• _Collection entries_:
····················

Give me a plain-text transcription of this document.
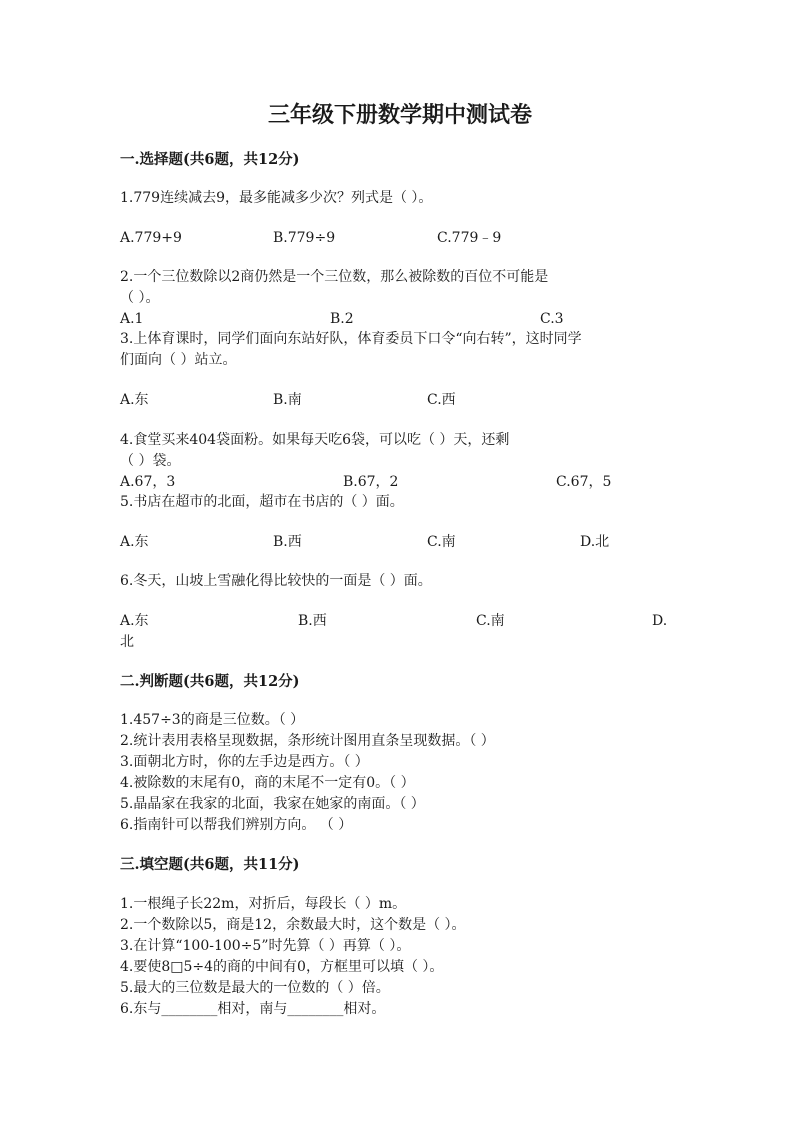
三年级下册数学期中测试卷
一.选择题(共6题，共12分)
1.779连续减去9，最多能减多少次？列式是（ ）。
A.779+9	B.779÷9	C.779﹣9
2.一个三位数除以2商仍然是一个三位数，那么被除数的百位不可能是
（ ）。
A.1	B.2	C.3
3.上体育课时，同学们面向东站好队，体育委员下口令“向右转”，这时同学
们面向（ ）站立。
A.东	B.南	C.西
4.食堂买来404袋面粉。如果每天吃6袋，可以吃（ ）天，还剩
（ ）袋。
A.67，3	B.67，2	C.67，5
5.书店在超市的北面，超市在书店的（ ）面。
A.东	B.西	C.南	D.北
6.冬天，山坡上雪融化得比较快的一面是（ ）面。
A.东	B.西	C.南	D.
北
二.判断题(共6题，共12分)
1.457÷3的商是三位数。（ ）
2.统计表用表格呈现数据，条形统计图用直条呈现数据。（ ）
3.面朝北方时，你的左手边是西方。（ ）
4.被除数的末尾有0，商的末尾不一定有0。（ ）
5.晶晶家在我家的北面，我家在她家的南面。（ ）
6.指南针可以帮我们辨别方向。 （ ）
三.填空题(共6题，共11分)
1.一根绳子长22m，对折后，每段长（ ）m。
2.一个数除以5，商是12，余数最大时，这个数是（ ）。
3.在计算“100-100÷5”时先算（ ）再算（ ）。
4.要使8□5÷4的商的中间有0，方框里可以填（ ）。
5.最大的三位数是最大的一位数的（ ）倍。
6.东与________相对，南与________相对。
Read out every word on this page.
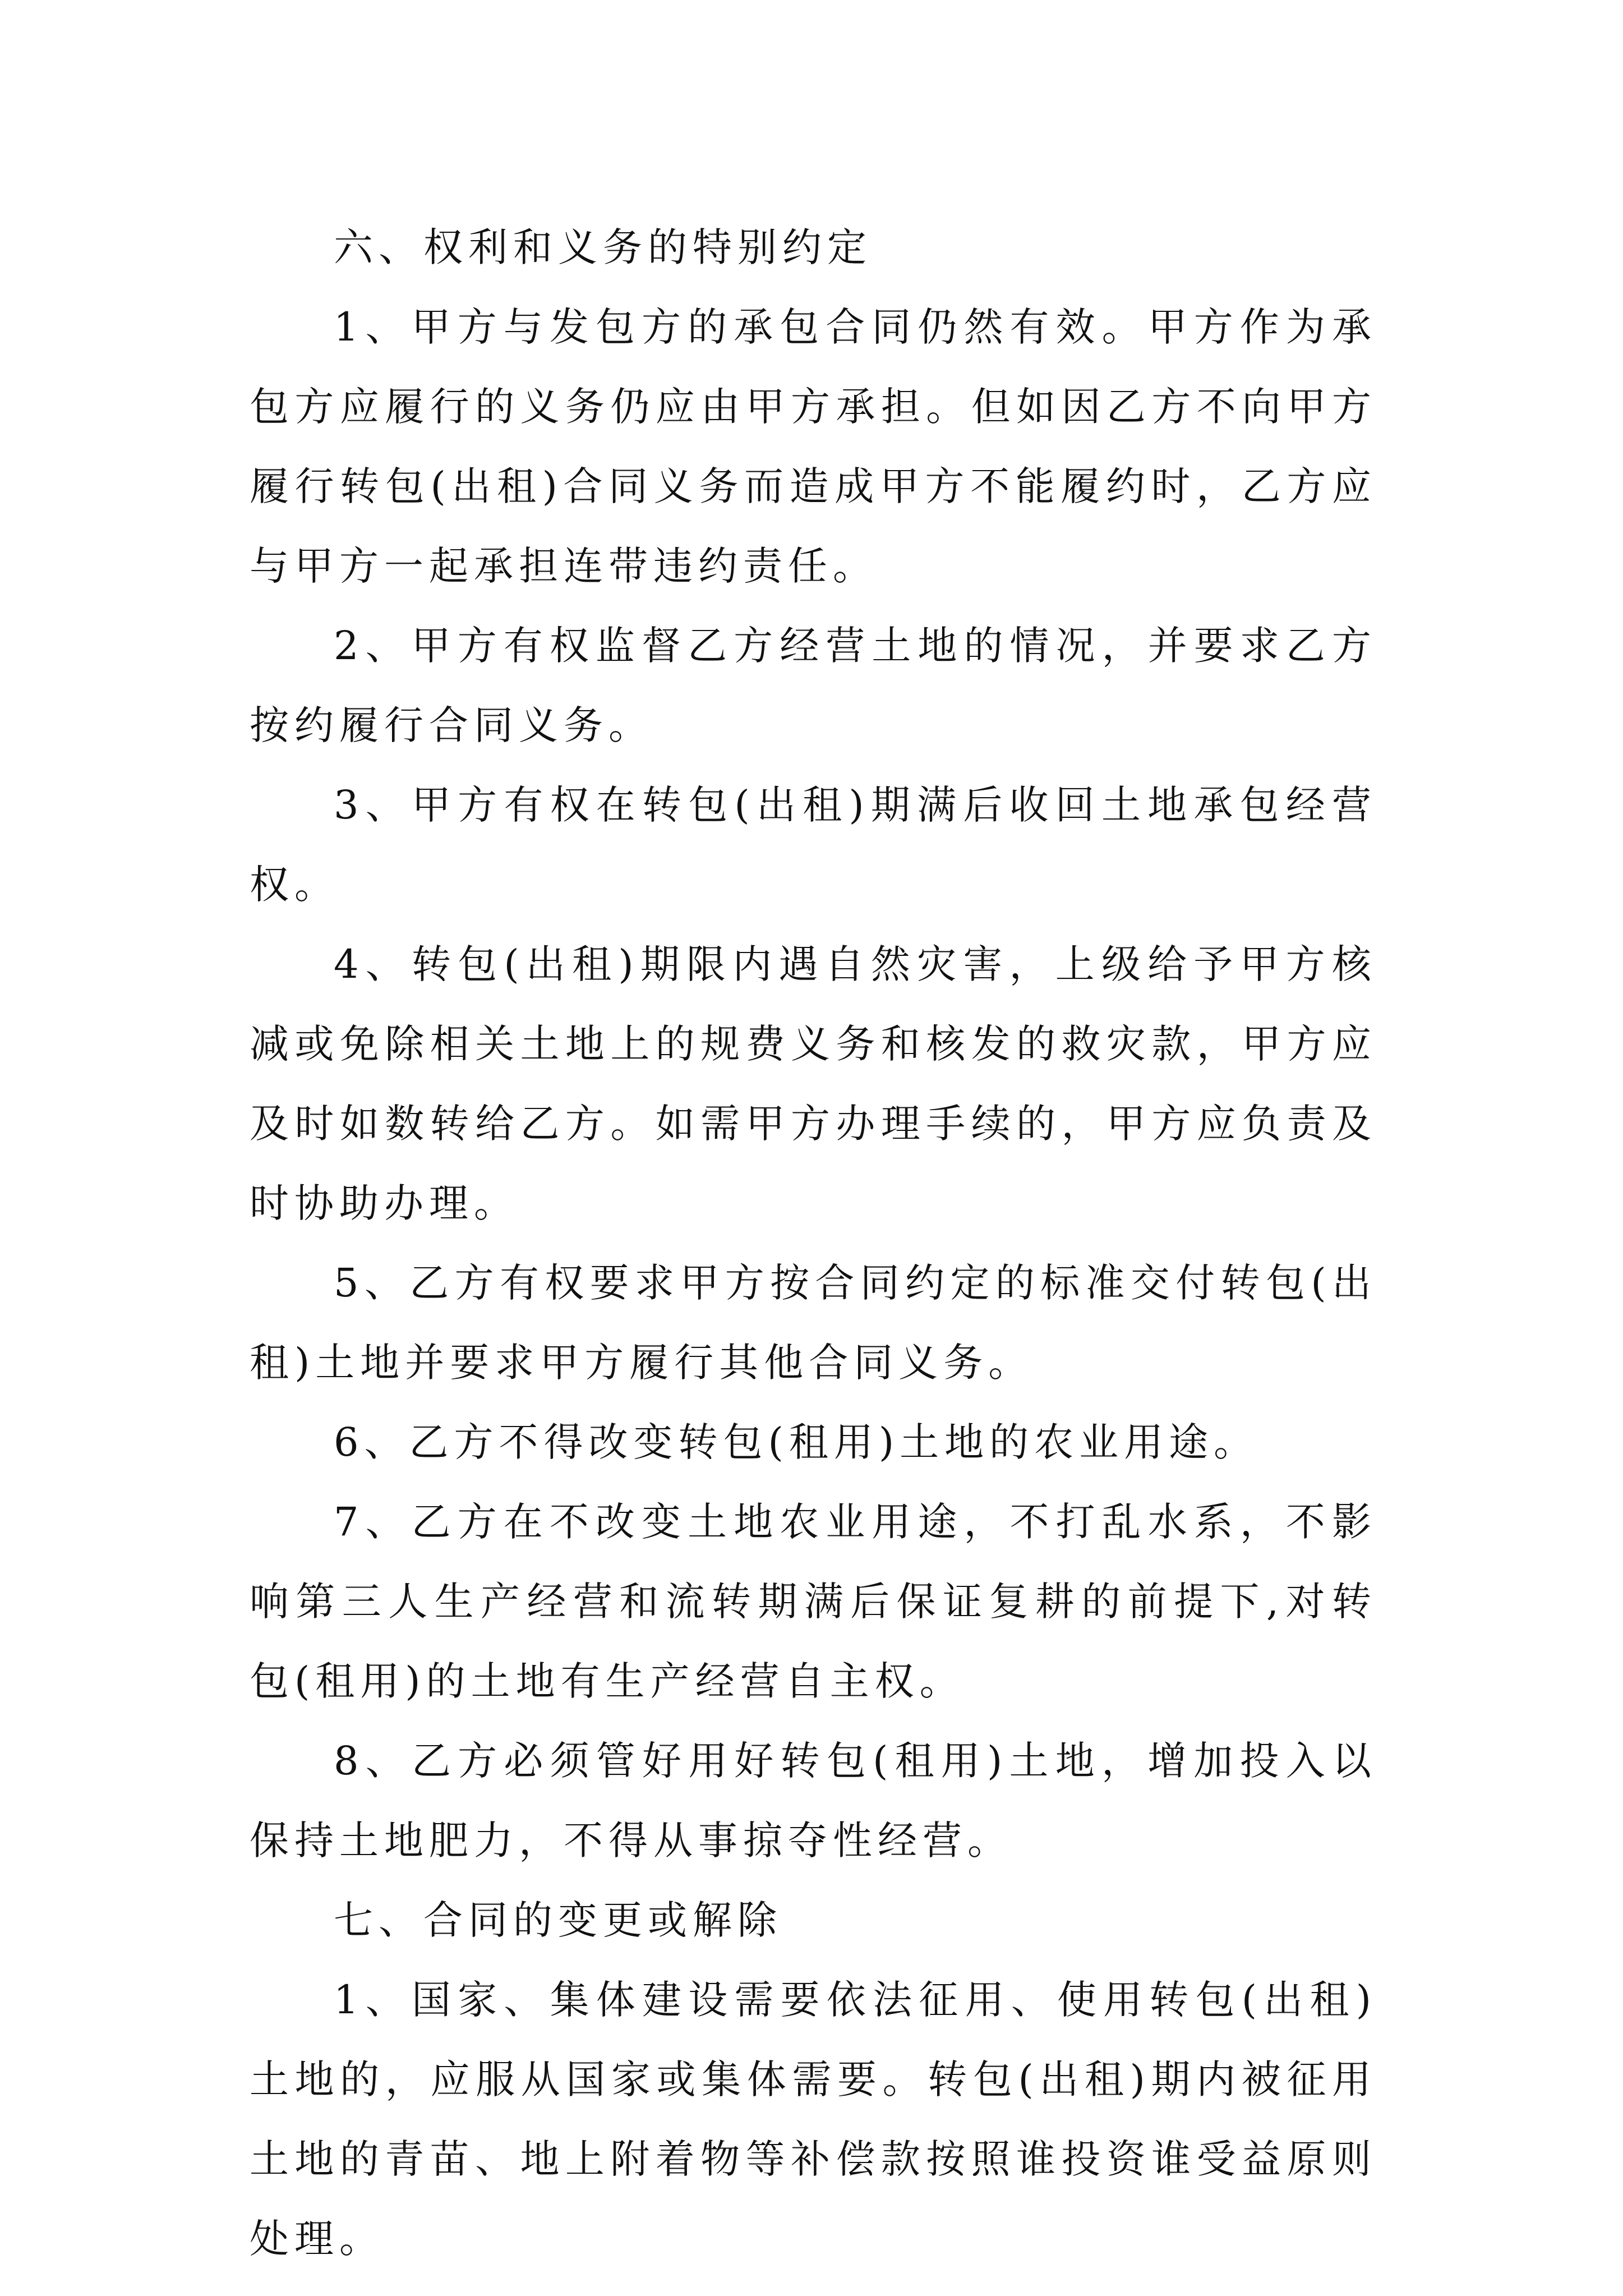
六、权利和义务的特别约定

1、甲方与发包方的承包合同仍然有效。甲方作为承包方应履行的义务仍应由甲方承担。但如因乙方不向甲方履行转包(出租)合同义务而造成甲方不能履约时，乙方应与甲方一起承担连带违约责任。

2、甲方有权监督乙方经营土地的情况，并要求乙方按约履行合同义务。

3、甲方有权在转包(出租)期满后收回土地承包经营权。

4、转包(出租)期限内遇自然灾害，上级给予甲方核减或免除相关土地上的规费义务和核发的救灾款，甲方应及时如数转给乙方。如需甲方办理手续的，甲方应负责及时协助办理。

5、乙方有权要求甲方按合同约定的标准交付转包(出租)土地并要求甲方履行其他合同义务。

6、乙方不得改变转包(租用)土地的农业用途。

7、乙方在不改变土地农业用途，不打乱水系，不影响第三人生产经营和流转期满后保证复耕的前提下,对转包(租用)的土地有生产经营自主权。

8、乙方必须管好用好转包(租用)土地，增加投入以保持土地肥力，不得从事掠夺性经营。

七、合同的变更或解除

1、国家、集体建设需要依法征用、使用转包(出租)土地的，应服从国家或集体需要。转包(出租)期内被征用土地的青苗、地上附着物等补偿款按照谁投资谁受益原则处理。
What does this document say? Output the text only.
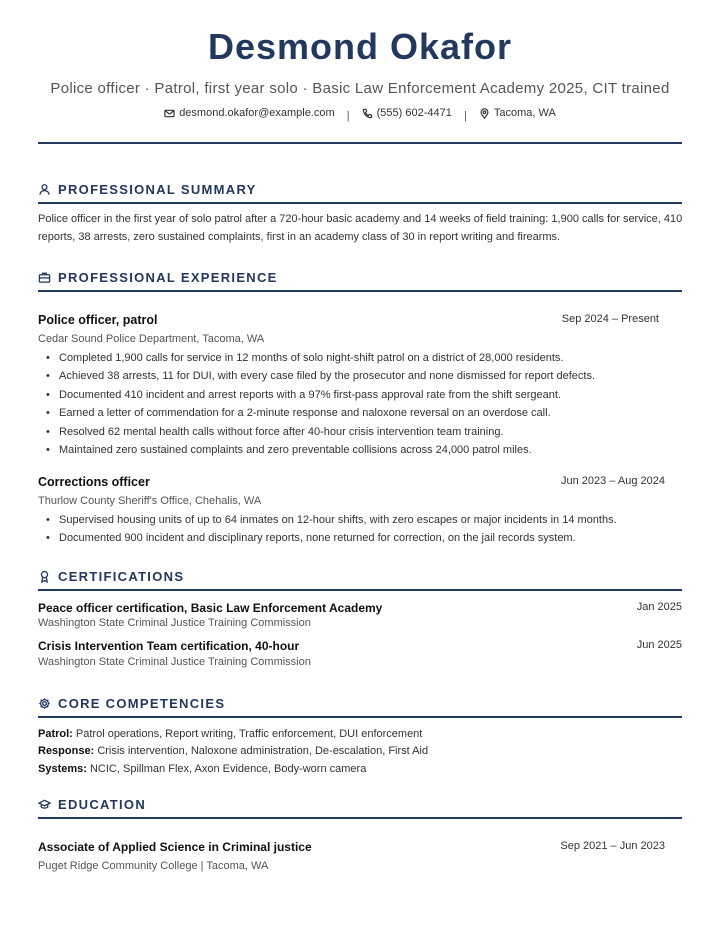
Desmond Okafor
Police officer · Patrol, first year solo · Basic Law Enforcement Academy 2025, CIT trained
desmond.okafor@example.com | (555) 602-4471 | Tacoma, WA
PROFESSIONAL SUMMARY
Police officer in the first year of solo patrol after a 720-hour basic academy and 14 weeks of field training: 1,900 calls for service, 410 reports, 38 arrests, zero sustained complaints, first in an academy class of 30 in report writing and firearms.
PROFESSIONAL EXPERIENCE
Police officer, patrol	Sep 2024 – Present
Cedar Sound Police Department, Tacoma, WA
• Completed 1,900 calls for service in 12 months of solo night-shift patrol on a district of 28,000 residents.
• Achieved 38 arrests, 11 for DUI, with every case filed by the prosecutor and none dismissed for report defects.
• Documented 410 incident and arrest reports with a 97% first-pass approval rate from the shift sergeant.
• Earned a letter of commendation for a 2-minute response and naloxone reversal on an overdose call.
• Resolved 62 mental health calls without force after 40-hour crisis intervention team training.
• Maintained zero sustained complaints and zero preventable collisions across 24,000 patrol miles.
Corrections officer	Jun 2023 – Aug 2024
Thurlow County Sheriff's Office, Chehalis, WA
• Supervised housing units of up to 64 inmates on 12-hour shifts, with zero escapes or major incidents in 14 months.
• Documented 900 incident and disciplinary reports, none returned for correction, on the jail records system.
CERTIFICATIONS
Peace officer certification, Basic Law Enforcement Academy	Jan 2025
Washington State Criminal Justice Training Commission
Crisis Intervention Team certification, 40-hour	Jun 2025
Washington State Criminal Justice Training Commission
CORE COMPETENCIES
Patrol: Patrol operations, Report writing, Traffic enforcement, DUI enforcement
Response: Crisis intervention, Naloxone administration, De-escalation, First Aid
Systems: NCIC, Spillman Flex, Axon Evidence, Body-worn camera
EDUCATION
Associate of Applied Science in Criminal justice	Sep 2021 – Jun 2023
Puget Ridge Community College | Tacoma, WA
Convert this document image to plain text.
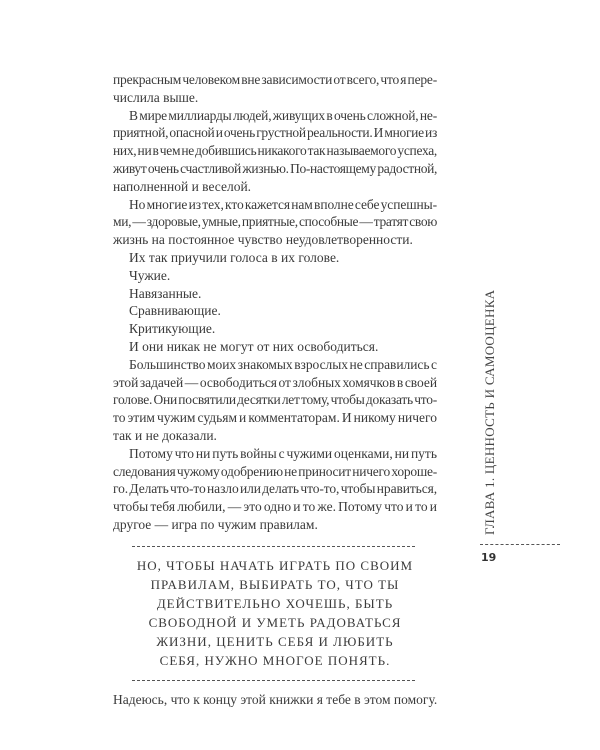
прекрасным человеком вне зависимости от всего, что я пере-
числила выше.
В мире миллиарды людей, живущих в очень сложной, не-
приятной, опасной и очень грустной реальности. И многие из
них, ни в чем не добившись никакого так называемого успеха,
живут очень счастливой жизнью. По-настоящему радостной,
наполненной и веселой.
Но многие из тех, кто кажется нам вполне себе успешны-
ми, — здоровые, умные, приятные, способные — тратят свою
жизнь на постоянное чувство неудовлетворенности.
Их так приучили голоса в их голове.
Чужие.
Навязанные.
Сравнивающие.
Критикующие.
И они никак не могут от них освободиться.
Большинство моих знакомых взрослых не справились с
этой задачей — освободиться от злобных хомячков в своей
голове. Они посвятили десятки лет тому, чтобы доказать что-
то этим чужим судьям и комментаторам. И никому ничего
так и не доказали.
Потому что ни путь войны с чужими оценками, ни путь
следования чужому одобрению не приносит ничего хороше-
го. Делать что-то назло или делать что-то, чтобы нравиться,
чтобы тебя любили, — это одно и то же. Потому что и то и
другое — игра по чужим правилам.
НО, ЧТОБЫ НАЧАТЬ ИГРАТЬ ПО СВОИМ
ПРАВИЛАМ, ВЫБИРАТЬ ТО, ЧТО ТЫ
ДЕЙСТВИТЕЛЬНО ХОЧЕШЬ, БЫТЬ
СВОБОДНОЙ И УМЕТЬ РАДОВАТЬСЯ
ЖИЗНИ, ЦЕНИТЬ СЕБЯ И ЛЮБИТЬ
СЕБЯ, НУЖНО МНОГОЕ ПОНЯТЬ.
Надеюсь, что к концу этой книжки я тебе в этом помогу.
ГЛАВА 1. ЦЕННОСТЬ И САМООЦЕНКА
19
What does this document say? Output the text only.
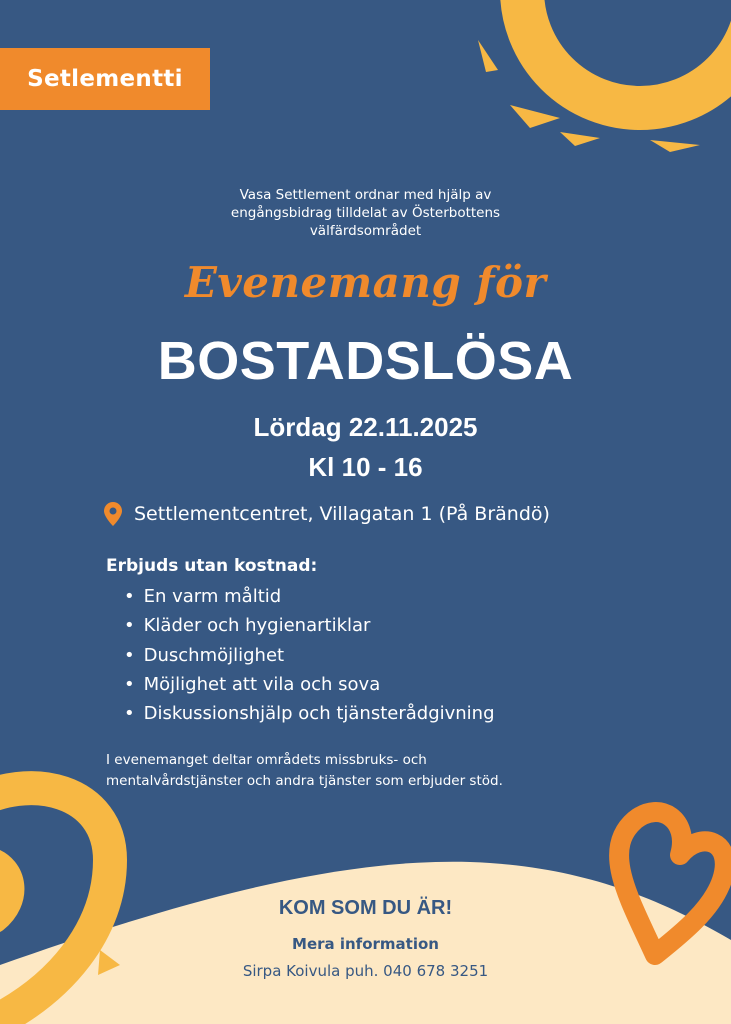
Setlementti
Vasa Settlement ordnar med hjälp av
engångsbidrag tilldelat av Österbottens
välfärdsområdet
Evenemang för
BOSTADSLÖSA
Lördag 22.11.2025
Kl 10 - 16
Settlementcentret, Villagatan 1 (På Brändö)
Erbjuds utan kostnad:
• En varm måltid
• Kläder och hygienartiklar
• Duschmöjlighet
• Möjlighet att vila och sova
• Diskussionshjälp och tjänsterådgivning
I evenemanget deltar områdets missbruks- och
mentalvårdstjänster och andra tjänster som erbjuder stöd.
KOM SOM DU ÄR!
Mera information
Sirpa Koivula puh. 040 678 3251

····················

• _WRITTEN REQUEST_:
Lines that include the word "text" — how many are there in the data? Answer with the number alone.

• _THE RESPONSE_:
4